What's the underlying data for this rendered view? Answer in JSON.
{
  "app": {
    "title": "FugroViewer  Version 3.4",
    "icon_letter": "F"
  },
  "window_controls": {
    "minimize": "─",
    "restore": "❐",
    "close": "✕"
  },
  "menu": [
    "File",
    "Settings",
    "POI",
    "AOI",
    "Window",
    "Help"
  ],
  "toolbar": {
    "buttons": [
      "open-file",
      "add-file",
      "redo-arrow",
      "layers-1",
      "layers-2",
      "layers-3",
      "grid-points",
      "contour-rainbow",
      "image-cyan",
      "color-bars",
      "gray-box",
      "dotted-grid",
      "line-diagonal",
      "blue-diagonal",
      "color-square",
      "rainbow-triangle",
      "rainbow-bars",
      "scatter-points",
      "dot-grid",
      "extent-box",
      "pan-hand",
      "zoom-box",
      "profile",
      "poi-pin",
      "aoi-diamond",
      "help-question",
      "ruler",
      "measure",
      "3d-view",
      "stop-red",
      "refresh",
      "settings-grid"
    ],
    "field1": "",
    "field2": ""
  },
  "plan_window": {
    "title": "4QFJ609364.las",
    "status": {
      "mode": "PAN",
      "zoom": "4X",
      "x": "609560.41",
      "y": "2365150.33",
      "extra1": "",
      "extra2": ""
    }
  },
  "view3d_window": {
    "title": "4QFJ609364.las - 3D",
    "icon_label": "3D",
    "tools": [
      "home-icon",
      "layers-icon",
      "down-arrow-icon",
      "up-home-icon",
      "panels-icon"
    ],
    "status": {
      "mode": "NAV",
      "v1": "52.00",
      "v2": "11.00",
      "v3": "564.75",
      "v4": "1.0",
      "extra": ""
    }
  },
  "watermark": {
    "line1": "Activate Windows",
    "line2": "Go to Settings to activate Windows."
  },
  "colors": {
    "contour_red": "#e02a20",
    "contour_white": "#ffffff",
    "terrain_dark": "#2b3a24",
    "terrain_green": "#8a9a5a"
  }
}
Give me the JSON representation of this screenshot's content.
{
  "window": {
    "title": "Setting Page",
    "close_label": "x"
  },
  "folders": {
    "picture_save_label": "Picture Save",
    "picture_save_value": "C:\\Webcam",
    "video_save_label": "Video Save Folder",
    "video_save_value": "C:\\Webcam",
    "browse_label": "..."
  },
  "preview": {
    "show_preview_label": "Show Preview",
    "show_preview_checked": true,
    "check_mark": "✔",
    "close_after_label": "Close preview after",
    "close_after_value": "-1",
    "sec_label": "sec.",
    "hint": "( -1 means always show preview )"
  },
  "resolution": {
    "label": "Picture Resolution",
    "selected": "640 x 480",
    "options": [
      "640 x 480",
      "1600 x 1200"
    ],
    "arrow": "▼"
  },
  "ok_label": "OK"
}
┄┄┄┄┄┄┄┄┄┄
WRITTEN REQUEST –
Once more, set down the full listing, verbatim.

COMPLETED EXERCISE –
What's the underlying data for this rendered view? Answer in JSON.
{
  "app": {
    "title": "FugroViewer  Version 3.4",
    "icon_letter": "F"
  },
  "window_controls": {
    "minimize": "─",
    "restore": "❐",
    "close": "✕"
  },
  "menu": [
    "File",
    "Settings",
    "POI",
    "AOI",
    "Window",
    "Help"
  ],
  "toolbar": {
    "buttons": [
      "open-file",
      "add-file",
      "redo-arrow",
      "layers-1",
      "layers-2",
      "layers-3",
      "grid-points",
      "contour-rainbow",
      "image-cyan",
      "color-bars",
      "gray-box",
      "dotted-grid",
      "line-diagonal",
      "blue-diagonal",
      "color-square",
      "rainbow-triangle",
      "rainbow-bars",
      "scatter-points",
      "dot-grid",
      "extent-box",
      "pan-hand",
      "zoom-box",
      "profile",
      "poi-pin",
      "aoi-diamond",
      "help-question",
      "ruler",
      "measure",
      "3d-view",
      "stop-red",
      "refresh",
      "settings-grid"
    ],
    "field1": "",
    "field2": ""
  },
  "plan_window": {
    "title": "4QFJ609364.las",
    "status": {
      "mode": "PAN",
      "zoom": "4X",
      "x": "609560.41",
      "y": "2365150.33",
      "extra1": "",
      "extra2": ""
    }
  },
  "view3d_window": {
    "title": "4QFJ609364.las - 3D",
    "icon_label": "3D",
    "tools": [
      "home-icon",
      "layers-icon",
      "down-arrow-icon",
      "up-home-icon",
      "panels-icon"
    ],
    "status": {
      "mode": "NAV",
      "v1": "52.00",
      "v2": "11.00",
      "v3": "564.75",
      "v4": "1.0",
      "extra": ""
    }
  },
  "watermark": {
    "line1": "Activate Windows",
    "line2": "Go to Settings to activate Windows."
  },
  "colors": {
    "contour_red": "#e02a20",
    "contour_white": "#ffffff",
    "terrain_dark": "#2b3a24",
    "terrain_green": "#8a9a5a"
  }
}
Give me the JSON representation of this screenshot's content.
{
  "window": {
    "title": "Setting Page",
    "close_label": "x"
  },
  "folders": {
    "picture_save_label": "Picture Save",
    "picture_save_value": "C:\\Webcam",
    "video_save_label": "Video Save Folder",
    "video_save_value": "C:\\Webcam",
    "browse_label": "..."
  },
  "preview": {
    "show_preview_label": "Show Preview",
    "show_preview_checked": true,
    "check_mark": "✔",
    "close_after_label": "Close preview after",
    "close_after_value": "-1",
    "sec_label": "sec.",
    "hint": "( -1 means always show preview )"
  },
  "resolution": {
    "label": "Picture Resolution",
    "selected": "640 x 480",
    "options": [
      "640 x 480",
      "1600 x 1200"
    ],
    "arrow": "▼"
  },
  "ok_label": "OK"
}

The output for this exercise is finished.